— BEGIN Input rows —

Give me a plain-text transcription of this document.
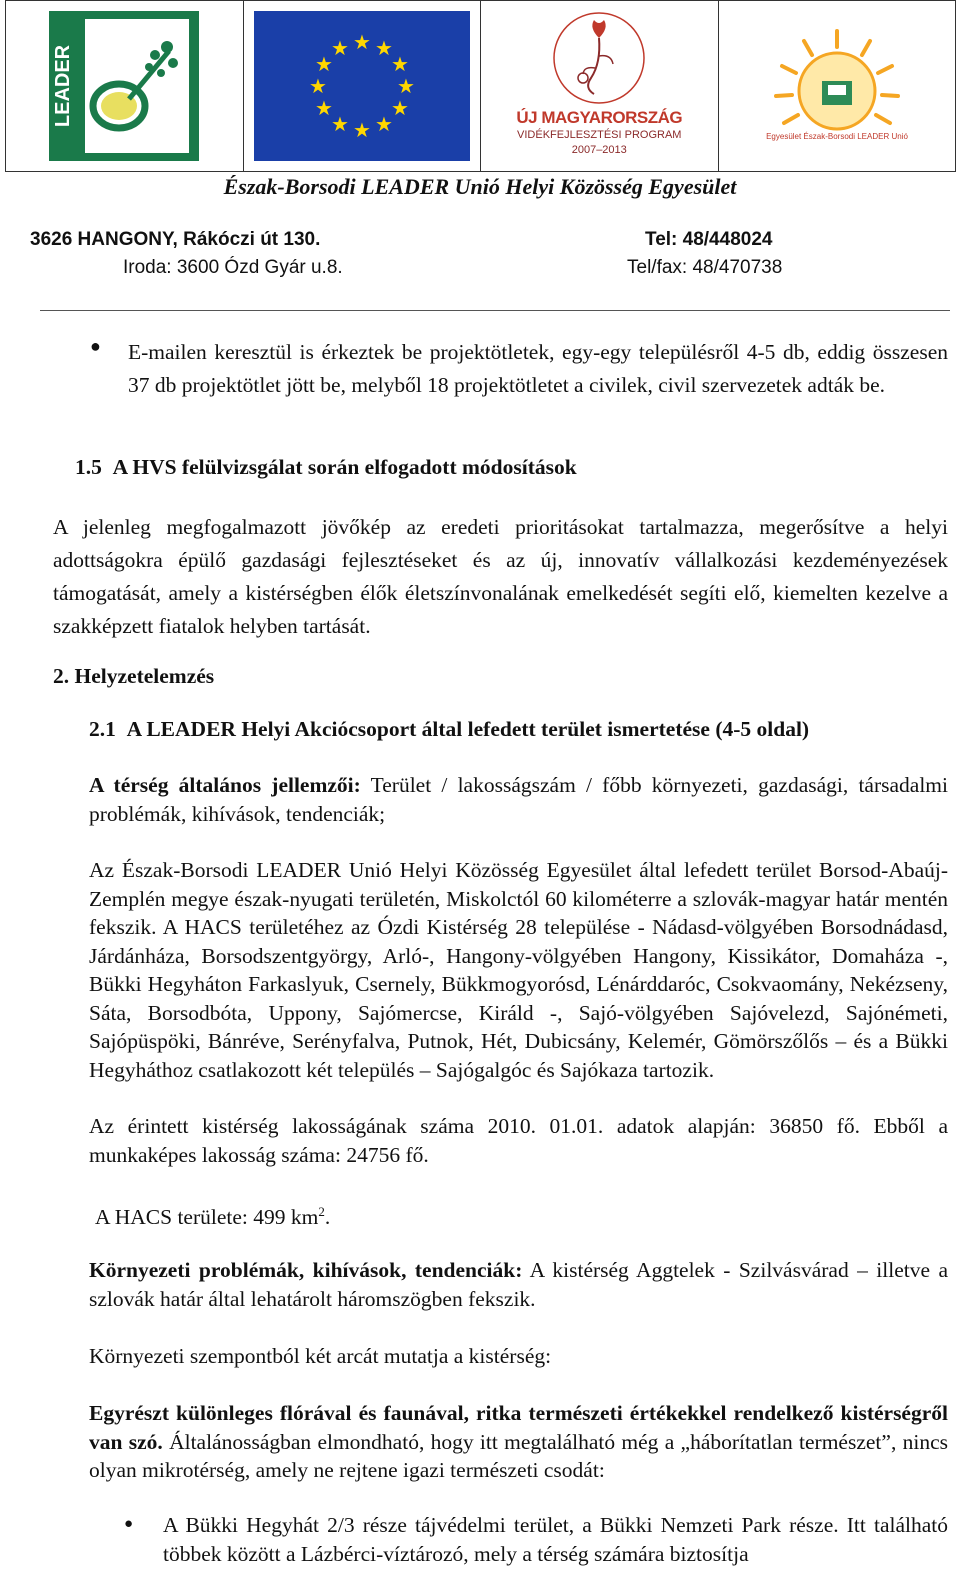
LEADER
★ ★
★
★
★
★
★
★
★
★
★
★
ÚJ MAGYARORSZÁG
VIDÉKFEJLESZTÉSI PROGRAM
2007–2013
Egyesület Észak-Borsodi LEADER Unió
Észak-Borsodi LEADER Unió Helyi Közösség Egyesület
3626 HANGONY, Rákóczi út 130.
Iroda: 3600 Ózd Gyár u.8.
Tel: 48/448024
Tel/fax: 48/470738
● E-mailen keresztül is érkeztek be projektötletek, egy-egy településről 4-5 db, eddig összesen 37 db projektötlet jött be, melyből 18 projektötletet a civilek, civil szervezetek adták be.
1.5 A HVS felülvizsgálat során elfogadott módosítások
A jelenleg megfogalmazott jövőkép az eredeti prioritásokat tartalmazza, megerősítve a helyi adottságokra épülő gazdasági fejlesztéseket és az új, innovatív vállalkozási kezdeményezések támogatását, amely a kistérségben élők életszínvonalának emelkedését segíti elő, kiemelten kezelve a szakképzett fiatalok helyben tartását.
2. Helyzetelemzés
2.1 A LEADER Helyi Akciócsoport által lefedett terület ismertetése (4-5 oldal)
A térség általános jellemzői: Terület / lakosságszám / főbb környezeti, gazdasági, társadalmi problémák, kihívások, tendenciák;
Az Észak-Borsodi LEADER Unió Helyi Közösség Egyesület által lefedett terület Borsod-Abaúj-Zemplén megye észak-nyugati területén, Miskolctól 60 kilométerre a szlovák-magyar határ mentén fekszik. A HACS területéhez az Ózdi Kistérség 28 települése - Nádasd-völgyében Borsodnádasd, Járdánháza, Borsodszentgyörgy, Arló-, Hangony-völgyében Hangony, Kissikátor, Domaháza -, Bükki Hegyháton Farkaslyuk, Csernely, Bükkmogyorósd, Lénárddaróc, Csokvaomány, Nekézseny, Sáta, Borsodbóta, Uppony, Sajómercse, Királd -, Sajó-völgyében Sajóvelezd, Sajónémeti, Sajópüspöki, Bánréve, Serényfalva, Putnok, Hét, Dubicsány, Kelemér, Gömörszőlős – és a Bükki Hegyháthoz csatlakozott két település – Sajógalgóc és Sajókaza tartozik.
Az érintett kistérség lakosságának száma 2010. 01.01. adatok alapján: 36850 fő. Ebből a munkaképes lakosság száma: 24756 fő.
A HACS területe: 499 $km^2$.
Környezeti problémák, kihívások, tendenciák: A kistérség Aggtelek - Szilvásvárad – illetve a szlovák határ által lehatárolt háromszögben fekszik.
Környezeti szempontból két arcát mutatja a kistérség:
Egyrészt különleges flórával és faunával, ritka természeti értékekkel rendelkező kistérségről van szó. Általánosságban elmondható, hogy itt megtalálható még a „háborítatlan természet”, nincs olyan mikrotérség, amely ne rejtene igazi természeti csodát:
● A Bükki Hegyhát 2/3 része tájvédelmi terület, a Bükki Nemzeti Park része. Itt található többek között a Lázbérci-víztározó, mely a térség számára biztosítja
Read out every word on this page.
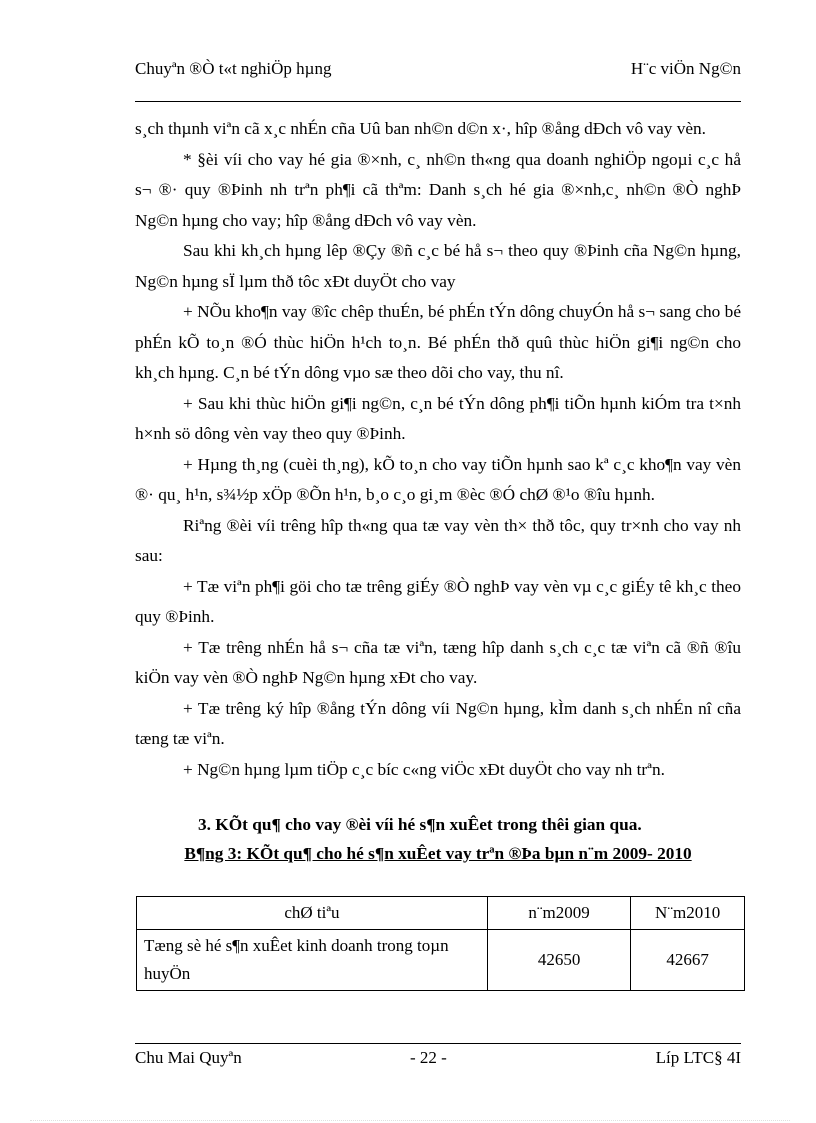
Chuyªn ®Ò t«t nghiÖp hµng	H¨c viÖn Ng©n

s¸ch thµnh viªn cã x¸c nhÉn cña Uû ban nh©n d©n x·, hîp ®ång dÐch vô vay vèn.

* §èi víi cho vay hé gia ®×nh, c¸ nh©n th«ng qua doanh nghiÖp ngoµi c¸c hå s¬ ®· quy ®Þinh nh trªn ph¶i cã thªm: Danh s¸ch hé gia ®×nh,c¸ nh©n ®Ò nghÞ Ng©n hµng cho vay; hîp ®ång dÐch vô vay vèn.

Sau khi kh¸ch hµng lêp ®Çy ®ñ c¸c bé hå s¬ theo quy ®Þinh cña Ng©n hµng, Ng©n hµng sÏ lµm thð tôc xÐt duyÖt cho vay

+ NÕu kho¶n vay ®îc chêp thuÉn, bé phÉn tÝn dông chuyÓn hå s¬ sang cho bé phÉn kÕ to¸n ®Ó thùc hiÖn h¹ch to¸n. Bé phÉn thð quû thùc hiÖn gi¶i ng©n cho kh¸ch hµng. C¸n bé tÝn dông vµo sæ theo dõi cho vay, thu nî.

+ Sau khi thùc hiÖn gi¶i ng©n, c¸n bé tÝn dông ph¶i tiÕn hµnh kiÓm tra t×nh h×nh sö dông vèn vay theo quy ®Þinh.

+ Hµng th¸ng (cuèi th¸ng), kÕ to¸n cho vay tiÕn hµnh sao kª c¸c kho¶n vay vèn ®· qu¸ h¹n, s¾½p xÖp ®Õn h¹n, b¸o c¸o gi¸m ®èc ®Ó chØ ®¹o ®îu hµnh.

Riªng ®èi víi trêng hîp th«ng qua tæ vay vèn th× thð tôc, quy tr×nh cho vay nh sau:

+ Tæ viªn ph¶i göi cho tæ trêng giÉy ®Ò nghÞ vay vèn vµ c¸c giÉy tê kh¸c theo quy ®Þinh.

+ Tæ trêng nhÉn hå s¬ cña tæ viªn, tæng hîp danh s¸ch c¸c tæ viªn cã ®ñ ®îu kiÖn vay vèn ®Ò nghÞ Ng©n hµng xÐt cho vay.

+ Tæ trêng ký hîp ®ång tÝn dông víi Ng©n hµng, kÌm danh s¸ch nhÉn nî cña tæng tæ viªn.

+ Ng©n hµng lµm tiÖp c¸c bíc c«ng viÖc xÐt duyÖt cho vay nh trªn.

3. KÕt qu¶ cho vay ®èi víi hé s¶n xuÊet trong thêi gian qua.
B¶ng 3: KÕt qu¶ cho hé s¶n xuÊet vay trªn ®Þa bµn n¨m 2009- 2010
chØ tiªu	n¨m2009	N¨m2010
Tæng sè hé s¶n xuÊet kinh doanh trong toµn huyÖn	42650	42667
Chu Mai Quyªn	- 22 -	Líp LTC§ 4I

— END Input rows —

◆ What is needed:
Make an exact copy of the records shown above, without the pictures.

◆ Reply to the task:
Give me a plain-text transcription of this document.
LEADER
★ ★
★
★
★
★
★
★
★
★
★
★
ÚJ MAGYARORSZÁG
VIDÉKFEJLESZTÉSI PROGRAM
2007–2013
Egyesület Észak-Borsodi LEADER Unió
Észak-Borsodi LEADER Unió Helyi Közösség Egyesület
3626 HANGONY, Rákóczi út 130.
Iroda: 3600 Ózd Gyár u.8.
Tel: 48/448024
Tel/fax: 48/470738
● E-mailen keresztül is érkeztek be projektötletek, egy-egy településről 4-5 db, eddig összesen 37 db projektötlet jött be, melyből 18 projektötletet a civilek, civil szervezetek adták be.
1.5 A HVS felülvizsgálat során elfogadott módosítások
A jelenleg megfogalmazott jövőkép az eredeti prioritásokat tartalmazza, megerősítve a helyi adottságokra épülő gazdasági fejlesztéseket és az új, innovatív vállalkozási kezdeményezések támogatását, amely a kistérségben élők életszínvonalának emelkedését segíti elő, kiemelten kezelve a szakképzett fiatalok helyben tartását.
2. Helyzetelemzés
2.1 A LEADER Helyi Akciócsoport által lefedett terület ismertetése (4-5 oldal)
A térség általános jellemzői: Terület / lakosságszám / főbb környezeti, gazdasági, társadalmi problémák, kihívások, tendenciák;
Az Észak-Borsodi LEADER Unió Helyi Közösség Egyesület által lefedett terület Borsod-Abaúj-Zemplén megye észak-nyugati területén, Miskolctól 60 kilométerre a szlovák-magyar határ mentén fekszik. A HACS területéhez az Ózdi Kistérség 28 települése - Nádasd-völgyében Borsodnádasd, Járdánháza, Borsodszentgyörgy, Arló-, Hangony-völgyében Hangony, Kissikátor, Domaháza -, Bükki Hegyháton Farkaslyuk, Csernely, Bükkmogyorósd, Lénárddaróc, Csokvaomány, Nekézseny, Sáta, Borsodbóta, Uppony, Sajómercse, Királd -, Sajó-völgyében Sajóvelezd, Sajónémeti, Sajópüspöki, Bánréve, Serényfalva, Putnok, Hét, Dubicsány, Kelemér, Gömörszőlős – és a Bükki Hegyháthoz csatlakozott két település – Sajógalgóc és Sajókaza tartozik.
Az érintett kistérség lakosságának száma 2010. 01.01. adatok alapján: 36850 fő. Ebből a munkaképes lakosság száma: 24756 fő.
A HACS területe: 499 $km^2$.
Környezeti problémák, kihívások, tendenciák: A kistérség Aggtelek - Szilvásvárad – illetve a szlovák határ által lehatárolt háromszögben fekszik.
Környezeti szempontból két arcát mutatja a kistérség:
Egyrészt különleges flórával és faunával, ritka természeti értékekkel rendelkező kistérségről van szó. Általánosságban elmondható, hogy itt megtalálható még a „háborítatlan természet”, nincs olyan mikrotérség, amely ne rejtene igazi természeti csodát:
● A Bükki Hegyhát 2/3 része tájvédelmi terület, a Bükki Nemzeti Park része. Itt található többek között a Lázbérci-víztározó, mely a térség számára biztosítja
Read out every word on this page.
Chuyªn ®Ò t«t nghiÖp hµng	H¨c viÖn Ng©n

s¸ch thµnh viªn cã x¸c nhÉn cña Uû ban nh©n d©n x·, hîp ®ång dÐch vô vay vèn.

* §èi víi cho vay hé gia ®×nh, c¸ nh©n th«ng qua doanh nghiÖp ngoµi c¸c hå s¬ ®· quy ®Þinh nh trªn ph¶i cã thªm: Danh s¸ch hé gia ®×nh,c¸ nh©n ®Ò nghÞ Ng©n hµng cho vay; hîp ®ång dÐch vô vay vèn.

Sau khi kh¸ch hµng lêp ®Çy ®ñ c¸c bé hå s¬ theo quy ®Þinh cña Ng©n hµng, Ng©n hµng sÏ lµm thð tôc xÐt duyÖt cho vay

+ NÕu kho¶n vay ®îc chêp thuÉn, bé phÉn tÝn dông chuyÓn hå s¬ sang cho bé phÉn kÕ to¸n ®Ó thùc hiÖn h¹ch to¸n. Bé phÉn thð quû thùc hiÖn gi¶i ng©n cho kh¸ch hµng. C¸n bé tÝn dông vµo sæ theo dõi cho vay, thu nî.

+ Sau khi thùc hiÖn gi¶i ng©n, c¸n bé tÝn dông ph¶i tiÕn hµnh kiÓm tra t×nh h×nh sö dông vèn vay theo quy ®Þinh.

+ Hµng th¸ng (cuèi th¸ng), kÕ to¸n cho vay tiÕn hµnh sao kª c¸c kho¶n vay vèn ®· qu¸ h¹n, s¾½p xÖp ®Õn h¹n, b¸o c¸o gi¸m ®èc ®Ó chØ ®¹o ®îu hµnh.

Riªng ®èi víi trêng hîp th«ng qua tæ vay vèn th× thð tôc, quy tr×nh cho vay nh sau:

+ Tæ viªn ph¶i göi cho tæ trêng giÉy ®Ò nghÞ vay vèn vµ c¸c giÉy tê kh¸c theo quy ®Þinh.

+ Tæ trêng nhÉn hå s¬ cña tæ viªn, tæng hîp danh s¸ch c¸c tæ viªn cã ®ñ ®îu kiÖn vay vèn ®Ò nghÞ Ng©n hµng xÐt cho vay.

+ Tæ trêng ký hîp ®ång tÝn dông víi Ng©n hµng, kÌm danh s¸ch nhÉn nî cña tæng tæ viªn.

+ Ng©n hµng lµm tiÖp c¸c bíc c«ng viÖc xÐt duyÖt cho vay nh trªn.

3. KÕt qu¶ cho vay ®èi víi hé s¶n xuÊet trong thêi gian qua.
B¶ng 3: KÕt qu¶ cho hé s¶n xuÊet vay trªn ®Þa bµn n¨m 2009- 2010
chØ tiªu	n¨m2009	N¨m2010
Tæng sè hé s¶n xuÊet kinh doanh trong toµn huyÖn	42650	42667
Chu Mai Quyªn	- 22 -	Líp LTC§ 4I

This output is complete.